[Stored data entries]
>>>>>
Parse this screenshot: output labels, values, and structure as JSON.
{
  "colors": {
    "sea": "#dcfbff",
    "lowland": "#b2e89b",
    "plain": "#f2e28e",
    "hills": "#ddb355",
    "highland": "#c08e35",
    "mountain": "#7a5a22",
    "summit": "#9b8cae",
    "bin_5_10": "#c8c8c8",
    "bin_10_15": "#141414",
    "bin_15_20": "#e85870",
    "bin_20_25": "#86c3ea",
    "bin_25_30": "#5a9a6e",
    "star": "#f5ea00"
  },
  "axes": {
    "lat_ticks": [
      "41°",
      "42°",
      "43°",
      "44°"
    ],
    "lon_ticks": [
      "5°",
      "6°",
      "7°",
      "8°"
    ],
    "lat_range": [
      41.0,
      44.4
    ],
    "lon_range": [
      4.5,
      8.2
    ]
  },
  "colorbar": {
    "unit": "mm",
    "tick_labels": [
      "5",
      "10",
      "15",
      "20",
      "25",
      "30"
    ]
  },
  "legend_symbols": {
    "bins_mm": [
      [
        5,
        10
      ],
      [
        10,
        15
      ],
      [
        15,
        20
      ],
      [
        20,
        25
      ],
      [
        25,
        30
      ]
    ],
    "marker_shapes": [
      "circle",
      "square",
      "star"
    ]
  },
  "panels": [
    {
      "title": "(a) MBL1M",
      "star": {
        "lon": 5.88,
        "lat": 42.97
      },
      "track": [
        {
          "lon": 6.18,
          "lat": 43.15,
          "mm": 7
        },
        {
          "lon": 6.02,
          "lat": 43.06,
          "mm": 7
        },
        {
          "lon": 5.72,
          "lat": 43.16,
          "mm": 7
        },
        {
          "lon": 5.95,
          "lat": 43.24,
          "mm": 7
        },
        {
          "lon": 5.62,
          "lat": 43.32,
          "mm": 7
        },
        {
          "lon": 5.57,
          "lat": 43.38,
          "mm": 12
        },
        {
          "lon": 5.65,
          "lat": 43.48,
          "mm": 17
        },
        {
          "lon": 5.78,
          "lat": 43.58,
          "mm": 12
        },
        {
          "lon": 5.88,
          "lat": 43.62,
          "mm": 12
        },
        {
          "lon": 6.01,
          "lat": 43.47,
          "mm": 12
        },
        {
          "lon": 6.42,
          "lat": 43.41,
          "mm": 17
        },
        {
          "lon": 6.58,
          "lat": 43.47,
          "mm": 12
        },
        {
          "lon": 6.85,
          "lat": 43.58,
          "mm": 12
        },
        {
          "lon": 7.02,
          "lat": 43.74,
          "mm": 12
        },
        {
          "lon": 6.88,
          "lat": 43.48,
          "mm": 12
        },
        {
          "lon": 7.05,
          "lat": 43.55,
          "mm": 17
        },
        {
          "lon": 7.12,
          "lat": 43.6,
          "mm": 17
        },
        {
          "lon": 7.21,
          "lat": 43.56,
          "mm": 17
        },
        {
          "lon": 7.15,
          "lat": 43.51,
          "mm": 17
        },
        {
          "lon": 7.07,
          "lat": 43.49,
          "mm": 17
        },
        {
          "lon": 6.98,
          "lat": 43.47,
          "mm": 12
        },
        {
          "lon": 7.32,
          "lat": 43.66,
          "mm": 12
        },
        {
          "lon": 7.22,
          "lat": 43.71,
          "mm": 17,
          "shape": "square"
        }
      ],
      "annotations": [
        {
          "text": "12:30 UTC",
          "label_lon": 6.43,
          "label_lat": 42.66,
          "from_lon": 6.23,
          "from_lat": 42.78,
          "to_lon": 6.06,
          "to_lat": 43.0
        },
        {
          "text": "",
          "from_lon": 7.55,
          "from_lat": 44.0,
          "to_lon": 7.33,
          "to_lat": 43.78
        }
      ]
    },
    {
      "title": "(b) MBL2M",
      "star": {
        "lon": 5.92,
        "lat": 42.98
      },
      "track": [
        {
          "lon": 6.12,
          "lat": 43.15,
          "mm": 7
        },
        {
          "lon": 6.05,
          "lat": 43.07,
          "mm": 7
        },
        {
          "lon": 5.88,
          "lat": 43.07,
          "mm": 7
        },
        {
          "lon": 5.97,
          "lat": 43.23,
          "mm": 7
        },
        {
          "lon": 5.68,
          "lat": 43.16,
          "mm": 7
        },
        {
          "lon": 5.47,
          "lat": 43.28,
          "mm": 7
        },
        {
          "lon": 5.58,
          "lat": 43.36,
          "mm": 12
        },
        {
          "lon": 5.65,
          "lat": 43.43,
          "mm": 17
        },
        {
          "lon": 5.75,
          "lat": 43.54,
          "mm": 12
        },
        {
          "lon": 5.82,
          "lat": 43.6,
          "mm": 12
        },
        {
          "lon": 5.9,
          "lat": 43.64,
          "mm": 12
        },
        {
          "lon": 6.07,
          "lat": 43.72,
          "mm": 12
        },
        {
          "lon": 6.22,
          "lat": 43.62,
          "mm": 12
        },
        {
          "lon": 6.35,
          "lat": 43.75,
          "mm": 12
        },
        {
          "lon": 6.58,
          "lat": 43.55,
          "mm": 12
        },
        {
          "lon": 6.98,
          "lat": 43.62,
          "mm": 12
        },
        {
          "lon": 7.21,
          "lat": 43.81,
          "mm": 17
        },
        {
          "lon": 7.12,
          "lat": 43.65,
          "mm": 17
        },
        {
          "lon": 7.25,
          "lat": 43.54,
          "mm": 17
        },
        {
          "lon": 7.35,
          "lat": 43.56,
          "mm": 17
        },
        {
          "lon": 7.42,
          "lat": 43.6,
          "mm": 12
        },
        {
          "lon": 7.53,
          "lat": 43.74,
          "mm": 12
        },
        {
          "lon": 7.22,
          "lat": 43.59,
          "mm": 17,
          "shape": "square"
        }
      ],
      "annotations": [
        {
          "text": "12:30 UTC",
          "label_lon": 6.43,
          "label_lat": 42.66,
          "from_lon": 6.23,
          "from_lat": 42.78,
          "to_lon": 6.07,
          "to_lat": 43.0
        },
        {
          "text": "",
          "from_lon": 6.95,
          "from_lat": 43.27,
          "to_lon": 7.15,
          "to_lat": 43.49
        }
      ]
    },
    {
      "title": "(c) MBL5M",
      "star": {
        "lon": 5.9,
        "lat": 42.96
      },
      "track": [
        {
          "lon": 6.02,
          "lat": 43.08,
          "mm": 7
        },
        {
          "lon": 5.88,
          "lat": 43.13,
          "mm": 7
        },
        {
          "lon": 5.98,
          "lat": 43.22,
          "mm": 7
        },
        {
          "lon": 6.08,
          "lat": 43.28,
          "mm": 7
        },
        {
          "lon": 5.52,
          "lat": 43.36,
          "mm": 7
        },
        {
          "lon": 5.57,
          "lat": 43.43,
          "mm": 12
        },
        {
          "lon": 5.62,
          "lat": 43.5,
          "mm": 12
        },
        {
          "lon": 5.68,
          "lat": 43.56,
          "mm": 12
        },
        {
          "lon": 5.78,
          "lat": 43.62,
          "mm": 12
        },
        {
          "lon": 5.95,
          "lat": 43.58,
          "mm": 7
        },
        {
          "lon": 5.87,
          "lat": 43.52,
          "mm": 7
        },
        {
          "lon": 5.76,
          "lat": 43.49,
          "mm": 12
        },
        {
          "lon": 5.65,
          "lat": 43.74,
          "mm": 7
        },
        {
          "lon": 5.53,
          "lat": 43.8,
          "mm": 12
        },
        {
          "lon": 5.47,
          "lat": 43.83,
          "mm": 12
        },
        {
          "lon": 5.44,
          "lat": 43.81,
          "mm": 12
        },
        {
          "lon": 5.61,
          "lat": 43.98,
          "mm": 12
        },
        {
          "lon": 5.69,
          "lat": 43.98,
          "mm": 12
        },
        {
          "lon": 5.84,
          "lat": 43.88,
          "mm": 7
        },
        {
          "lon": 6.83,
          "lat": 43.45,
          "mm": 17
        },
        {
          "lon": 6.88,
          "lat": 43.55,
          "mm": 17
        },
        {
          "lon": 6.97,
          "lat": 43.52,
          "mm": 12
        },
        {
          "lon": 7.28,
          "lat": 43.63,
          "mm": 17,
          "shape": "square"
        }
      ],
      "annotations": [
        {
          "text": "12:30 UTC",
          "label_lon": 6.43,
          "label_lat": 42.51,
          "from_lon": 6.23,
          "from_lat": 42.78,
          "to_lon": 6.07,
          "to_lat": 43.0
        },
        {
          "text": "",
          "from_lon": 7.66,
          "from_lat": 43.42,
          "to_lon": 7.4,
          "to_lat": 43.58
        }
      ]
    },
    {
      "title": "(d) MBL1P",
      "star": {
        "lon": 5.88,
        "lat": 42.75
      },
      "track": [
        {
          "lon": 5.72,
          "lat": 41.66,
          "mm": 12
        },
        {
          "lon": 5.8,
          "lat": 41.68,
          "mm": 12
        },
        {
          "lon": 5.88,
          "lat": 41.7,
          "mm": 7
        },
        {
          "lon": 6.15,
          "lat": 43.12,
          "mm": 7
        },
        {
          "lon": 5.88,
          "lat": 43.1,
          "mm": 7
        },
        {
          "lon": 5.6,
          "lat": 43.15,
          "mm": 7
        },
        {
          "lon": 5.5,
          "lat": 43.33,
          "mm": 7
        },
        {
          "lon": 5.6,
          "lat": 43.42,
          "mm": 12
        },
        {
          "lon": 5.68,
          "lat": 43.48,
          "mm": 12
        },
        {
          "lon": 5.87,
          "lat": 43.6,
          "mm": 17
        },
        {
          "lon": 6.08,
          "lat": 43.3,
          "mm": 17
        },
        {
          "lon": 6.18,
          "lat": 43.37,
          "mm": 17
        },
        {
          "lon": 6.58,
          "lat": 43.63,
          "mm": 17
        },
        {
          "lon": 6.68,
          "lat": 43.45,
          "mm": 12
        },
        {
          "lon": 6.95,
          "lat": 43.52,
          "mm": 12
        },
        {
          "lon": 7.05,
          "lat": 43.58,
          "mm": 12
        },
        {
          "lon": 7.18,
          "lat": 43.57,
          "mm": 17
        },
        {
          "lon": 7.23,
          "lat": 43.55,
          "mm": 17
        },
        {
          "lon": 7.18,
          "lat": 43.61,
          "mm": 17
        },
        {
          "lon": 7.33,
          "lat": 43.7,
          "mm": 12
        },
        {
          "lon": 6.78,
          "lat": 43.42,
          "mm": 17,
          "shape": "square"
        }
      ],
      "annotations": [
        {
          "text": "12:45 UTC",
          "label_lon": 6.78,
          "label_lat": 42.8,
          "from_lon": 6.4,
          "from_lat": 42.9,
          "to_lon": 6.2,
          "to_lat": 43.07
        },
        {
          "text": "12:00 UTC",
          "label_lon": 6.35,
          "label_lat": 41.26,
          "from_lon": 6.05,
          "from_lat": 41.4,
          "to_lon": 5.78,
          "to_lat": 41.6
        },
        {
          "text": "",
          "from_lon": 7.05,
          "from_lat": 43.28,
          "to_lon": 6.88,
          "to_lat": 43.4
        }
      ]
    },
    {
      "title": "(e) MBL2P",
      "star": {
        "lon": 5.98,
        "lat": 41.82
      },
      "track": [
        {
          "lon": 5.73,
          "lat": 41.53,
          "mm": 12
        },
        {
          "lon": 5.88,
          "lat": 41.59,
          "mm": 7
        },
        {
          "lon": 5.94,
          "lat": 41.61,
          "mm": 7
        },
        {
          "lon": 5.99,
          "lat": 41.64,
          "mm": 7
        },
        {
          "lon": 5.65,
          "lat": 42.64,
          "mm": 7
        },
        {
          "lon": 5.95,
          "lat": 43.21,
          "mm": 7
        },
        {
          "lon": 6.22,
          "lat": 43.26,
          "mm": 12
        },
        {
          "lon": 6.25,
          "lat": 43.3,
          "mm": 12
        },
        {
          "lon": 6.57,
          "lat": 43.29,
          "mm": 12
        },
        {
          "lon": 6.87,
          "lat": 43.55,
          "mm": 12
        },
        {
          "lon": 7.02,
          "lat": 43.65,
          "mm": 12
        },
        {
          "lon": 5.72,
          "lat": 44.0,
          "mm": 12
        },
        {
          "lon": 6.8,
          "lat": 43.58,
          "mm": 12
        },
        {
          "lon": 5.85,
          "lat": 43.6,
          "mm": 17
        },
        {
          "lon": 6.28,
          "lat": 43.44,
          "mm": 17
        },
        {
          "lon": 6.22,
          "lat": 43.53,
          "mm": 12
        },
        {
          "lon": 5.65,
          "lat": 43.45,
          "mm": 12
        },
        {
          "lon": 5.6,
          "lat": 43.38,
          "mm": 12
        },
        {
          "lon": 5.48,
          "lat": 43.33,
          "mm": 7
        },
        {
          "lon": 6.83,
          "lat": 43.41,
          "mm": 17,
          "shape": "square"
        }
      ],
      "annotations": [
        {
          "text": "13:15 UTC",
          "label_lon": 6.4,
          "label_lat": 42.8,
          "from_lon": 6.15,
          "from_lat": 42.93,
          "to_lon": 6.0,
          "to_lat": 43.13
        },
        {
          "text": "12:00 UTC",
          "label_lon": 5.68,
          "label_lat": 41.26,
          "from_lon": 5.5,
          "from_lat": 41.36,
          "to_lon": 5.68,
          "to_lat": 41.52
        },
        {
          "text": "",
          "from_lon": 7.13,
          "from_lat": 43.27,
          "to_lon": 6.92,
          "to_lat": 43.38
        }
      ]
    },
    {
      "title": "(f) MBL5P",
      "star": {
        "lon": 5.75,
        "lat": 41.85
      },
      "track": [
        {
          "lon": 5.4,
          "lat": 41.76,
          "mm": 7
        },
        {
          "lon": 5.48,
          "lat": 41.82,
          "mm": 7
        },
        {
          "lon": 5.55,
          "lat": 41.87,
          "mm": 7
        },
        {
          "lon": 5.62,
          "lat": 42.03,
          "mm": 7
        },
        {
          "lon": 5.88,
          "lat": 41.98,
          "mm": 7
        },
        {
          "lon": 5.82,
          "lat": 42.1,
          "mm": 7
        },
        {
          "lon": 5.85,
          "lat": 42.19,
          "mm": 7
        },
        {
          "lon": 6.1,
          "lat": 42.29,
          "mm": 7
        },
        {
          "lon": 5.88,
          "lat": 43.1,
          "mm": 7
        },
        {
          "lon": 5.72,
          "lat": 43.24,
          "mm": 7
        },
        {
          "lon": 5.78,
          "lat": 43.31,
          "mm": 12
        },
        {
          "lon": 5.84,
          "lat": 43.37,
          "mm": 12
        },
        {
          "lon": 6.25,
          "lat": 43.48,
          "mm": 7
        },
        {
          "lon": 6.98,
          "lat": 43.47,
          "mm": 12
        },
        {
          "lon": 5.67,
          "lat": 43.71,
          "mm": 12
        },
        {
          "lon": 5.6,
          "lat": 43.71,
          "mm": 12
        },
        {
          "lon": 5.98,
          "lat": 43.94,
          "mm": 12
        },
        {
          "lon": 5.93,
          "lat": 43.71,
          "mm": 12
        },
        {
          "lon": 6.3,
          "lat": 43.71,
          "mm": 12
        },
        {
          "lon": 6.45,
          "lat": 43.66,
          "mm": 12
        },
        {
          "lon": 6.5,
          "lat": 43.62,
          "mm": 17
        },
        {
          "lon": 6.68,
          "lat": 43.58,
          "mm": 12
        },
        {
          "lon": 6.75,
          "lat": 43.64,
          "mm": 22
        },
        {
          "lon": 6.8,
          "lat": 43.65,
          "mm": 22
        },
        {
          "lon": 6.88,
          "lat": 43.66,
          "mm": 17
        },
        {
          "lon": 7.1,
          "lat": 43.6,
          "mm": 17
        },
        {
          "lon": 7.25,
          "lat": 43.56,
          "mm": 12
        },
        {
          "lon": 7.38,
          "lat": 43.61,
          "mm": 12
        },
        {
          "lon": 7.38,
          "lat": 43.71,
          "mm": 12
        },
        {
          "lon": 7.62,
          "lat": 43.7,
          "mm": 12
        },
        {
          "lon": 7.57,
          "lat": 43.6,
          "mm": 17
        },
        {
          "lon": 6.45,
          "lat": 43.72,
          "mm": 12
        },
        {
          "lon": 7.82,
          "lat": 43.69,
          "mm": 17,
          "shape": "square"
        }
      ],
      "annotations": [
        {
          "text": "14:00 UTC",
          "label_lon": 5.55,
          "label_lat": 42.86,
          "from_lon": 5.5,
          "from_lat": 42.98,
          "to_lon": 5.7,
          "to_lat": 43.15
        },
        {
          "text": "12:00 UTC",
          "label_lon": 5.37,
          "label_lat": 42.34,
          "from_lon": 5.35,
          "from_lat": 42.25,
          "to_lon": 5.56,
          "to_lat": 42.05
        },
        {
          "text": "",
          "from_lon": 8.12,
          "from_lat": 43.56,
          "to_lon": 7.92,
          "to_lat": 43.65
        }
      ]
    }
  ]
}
<<<<<
→ Task brief:
Find the number of lines in which the word "title" occurs, and write nothing but that number.

→ Solution to this exercise:
6